(begin)

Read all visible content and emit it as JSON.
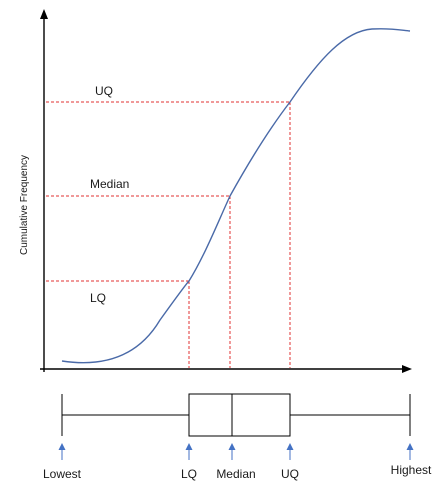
{
  "y_axis_label": "Cumulative Frequency",
  "curve_labels": {
    "uq": "UQ",
    "median": "Median",
    "lq": "LQ"
  },
  "box_labels": {
    "lowest": "Lowest",
    "lq": "LQ",
    "median": "Median",
    "uq": "UQ",
    "highest": "Highest"
  },
  "colors": {
    "curve": "#4a6aa8",
    "dashed_guides": "#e03030",
    "axes": "#000000",
    "box": "#000000",
    "markers": "#4472c4"
  },
  "icons": {
    "axis_arrowheads": "arrow-head",
    "box_markers": "up-arrow-marker"
  }
}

(end)

# Given task
Write out the entries above word for word. Do not include the pictures.

# Task result
Read all visible content and emit it as JSON.
{
  "y_axis_label": "Cumulative Frequency",
  "curve_labels": {
    "uq": "UQ",
    "median": "Median",
    "lq": "LQ"
  },
  "box_labels": {
    "lowest": "Lowest",
    "lq": "LQ",
    "median": "Median",
    "uq": "UQ",
    "highest": "Highest"
  },
  "colors": {
    "curve": "#4a6aa8",
    "dashed_guides": "#e03030",
    "axes": "#000000",
    "box": "#000000",
    "markers": "#4472c4"
  },
  "icons": {
    "axis_arrowheads": "arrow-head",
    "box_markers": "up-arrow-marker"
  }
}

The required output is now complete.